**WRITTEN TASK:**
Copy all lines below containing "показателей".

— START PROVIDED DATA —

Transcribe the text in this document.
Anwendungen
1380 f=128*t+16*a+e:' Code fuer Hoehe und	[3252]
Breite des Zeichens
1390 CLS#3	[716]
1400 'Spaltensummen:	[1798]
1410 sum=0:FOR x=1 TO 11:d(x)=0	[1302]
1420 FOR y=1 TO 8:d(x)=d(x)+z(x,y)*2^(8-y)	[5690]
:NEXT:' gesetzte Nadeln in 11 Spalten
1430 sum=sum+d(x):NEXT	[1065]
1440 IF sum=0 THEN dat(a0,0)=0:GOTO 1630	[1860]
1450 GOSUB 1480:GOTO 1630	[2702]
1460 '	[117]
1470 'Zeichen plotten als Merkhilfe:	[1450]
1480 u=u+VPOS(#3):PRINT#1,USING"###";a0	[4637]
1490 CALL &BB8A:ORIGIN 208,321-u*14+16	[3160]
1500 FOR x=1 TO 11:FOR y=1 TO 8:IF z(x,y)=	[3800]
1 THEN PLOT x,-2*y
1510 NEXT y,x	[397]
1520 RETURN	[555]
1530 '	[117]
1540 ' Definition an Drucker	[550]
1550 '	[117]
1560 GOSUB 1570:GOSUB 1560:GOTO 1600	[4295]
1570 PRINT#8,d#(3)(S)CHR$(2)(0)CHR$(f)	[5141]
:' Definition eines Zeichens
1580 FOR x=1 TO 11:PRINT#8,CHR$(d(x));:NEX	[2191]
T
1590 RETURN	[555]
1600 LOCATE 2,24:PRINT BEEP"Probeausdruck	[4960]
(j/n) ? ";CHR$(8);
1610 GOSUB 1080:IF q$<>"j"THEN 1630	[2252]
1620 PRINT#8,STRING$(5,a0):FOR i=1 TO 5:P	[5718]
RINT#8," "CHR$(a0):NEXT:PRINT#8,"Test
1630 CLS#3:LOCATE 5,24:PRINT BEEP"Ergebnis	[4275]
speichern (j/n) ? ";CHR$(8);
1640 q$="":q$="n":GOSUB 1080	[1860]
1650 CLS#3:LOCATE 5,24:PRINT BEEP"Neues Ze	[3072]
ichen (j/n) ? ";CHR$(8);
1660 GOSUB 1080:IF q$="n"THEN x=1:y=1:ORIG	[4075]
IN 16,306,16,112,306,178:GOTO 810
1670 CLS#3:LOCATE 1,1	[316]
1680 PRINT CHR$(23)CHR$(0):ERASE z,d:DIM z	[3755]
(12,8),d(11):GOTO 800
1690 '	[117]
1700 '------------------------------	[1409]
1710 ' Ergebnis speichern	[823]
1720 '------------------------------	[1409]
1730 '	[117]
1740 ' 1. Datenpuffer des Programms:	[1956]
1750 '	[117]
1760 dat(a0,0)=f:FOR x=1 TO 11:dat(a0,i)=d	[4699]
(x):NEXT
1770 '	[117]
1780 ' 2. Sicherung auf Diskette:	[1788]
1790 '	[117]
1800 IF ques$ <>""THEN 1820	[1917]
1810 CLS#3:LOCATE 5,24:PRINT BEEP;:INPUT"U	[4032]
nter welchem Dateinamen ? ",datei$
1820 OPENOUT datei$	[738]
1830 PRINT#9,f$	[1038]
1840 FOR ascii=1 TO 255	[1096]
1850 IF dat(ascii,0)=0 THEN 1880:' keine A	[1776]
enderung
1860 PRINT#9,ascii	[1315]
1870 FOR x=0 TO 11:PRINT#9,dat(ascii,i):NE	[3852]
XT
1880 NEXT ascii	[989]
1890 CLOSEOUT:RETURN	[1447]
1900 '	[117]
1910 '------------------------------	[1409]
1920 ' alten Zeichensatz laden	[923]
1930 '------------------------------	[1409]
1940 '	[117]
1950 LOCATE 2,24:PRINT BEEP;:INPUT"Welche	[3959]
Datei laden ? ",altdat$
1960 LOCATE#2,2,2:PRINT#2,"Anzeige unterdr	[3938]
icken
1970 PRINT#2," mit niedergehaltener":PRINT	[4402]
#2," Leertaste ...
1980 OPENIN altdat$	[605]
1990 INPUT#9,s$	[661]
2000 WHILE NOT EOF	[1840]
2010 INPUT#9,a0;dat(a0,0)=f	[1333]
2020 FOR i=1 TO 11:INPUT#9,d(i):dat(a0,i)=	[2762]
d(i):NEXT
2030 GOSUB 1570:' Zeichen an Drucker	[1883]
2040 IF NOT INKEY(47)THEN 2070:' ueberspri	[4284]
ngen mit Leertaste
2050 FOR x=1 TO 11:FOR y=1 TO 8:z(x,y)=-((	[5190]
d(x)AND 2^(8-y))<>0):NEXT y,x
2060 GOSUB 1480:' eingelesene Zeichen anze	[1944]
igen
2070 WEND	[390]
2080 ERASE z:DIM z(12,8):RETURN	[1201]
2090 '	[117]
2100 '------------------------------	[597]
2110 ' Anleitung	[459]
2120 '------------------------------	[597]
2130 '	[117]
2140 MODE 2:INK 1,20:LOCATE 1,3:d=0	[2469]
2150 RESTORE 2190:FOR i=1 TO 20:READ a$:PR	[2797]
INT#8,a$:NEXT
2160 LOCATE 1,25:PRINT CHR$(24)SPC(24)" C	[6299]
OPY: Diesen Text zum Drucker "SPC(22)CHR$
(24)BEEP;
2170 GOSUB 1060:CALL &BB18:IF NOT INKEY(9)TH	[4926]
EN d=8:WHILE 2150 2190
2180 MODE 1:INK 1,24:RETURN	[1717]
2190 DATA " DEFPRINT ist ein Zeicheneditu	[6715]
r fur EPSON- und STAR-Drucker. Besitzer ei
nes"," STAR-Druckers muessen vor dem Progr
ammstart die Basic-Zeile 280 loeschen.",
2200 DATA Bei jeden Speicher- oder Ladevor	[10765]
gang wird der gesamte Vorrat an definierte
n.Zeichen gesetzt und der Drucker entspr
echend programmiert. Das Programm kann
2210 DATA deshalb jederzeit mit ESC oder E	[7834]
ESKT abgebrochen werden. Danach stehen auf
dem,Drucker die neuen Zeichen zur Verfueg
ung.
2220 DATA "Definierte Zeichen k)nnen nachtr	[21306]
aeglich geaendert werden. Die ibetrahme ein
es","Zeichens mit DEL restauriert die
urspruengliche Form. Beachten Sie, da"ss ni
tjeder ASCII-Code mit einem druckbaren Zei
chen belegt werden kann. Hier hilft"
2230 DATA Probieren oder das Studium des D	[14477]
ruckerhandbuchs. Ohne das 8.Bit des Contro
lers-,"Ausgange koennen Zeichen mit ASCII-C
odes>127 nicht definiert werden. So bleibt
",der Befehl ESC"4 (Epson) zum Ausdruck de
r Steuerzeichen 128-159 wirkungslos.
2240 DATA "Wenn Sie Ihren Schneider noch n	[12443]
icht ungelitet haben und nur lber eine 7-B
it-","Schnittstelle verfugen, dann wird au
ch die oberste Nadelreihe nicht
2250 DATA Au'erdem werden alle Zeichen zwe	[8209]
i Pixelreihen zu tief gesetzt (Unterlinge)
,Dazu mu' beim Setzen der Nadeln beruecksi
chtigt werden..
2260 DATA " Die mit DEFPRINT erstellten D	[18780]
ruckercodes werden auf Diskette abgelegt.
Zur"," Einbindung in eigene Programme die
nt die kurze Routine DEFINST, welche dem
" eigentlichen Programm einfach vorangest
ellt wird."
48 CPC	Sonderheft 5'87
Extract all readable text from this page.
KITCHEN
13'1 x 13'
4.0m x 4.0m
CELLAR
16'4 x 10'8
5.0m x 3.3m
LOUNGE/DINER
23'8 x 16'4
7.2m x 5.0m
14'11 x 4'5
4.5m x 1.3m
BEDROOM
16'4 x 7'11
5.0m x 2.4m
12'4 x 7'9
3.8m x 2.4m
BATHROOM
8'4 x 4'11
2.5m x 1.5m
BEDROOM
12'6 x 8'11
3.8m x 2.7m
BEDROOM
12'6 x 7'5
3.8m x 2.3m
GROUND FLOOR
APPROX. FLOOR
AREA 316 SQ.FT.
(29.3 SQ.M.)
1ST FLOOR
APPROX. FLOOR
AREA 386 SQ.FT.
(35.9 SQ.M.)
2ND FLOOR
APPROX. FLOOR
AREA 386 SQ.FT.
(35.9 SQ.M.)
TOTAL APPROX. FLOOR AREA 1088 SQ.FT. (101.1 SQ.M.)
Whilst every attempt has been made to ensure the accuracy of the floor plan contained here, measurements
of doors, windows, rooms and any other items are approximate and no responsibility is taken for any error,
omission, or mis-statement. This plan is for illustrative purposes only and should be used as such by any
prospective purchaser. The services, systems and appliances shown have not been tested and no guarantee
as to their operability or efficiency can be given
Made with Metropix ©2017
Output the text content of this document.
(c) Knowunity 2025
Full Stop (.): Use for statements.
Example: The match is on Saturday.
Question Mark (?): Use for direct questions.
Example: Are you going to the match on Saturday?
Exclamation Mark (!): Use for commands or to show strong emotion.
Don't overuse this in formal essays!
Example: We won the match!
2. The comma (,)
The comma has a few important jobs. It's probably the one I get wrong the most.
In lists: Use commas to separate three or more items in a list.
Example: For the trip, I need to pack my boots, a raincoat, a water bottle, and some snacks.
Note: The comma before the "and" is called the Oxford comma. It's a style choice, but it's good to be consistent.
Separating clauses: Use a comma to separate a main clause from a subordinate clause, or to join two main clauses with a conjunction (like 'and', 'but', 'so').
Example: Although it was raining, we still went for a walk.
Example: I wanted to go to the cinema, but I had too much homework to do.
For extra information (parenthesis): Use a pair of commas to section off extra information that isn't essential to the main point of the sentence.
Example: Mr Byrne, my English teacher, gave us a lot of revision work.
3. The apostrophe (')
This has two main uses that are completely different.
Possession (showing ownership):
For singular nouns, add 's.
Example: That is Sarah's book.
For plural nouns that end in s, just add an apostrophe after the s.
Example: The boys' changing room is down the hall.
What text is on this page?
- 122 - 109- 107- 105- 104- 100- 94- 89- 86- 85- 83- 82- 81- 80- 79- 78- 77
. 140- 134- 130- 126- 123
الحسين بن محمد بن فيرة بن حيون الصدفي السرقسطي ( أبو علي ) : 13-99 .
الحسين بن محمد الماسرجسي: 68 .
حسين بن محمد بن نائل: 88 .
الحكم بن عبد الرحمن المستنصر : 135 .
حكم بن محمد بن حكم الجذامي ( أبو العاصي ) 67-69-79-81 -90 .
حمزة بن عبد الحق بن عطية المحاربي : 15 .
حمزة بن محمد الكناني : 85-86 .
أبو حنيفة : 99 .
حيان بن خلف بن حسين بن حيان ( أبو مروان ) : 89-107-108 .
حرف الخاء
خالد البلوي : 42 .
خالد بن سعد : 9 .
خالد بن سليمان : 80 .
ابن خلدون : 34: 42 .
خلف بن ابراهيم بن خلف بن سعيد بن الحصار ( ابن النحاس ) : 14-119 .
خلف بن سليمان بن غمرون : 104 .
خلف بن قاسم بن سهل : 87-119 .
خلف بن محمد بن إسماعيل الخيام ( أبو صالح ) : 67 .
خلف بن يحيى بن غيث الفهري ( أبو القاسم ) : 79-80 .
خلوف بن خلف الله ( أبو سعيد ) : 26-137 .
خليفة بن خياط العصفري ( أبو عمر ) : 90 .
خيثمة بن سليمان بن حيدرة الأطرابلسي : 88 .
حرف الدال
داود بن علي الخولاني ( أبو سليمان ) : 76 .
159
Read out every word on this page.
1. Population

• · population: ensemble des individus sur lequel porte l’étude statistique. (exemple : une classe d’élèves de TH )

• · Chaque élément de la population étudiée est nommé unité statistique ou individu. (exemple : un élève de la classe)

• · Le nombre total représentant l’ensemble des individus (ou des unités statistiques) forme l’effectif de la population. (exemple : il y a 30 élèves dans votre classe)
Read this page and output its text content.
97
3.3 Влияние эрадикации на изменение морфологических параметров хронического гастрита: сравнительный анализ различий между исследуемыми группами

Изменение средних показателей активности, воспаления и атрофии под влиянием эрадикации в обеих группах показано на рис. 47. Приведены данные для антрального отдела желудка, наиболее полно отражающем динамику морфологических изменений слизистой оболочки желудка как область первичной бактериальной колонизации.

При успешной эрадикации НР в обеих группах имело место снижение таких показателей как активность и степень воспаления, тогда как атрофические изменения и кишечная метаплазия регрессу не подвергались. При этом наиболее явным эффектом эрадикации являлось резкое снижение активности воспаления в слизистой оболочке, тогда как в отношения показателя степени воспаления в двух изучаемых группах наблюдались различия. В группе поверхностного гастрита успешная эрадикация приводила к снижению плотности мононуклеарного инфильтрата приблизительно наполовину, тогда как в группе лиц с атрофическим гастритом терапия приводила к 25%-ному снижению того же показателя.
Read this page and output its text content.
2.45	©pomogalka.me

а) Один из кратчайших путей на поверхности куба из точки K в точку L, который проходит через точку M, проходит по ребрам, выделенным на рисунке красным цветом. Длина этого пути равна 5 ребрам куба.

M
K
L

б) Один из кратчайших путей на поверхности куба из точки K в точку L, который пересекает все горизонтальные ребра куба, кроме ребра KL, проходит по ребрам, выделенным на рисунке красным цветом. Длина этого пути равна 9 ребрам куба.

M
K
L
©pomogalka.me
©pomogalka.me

— END PROVIDED DATA —

**WRITTEN RESPONSE:**
Изменение средних показателей активности, воспаления и атрофии под влиянием эрадикации в обеих группах показано на рис. 47. Приведены данные для антрального отдела желудка, наиболее полно отражающем динамику морфологических изменений слизистой оболочки желудка как область первичной бактериальной колонизации.
При успешной эрадикации НР в обеих группах имело место снижение таких показателей как активность и степень воспаления, тогда как атрофические изменения и кишечная метаплазия регрессу не подвергались. При этом наиболее явным эффектом эрадикации являлось резкое снижение активности воспаления в слизистой оболочке, тогда как в отношения показателя степени воспаления в двух изучаемых группах наблюдались различия. В группе поверхностного гастрита успешная эрадикация приводила к снижению плотности мононуклеарного инфильтрата приблизительно наполовину, тогда как в группе лиц с атрофическим гастритом терапия приводила к 25%-ному снижению того же показателя.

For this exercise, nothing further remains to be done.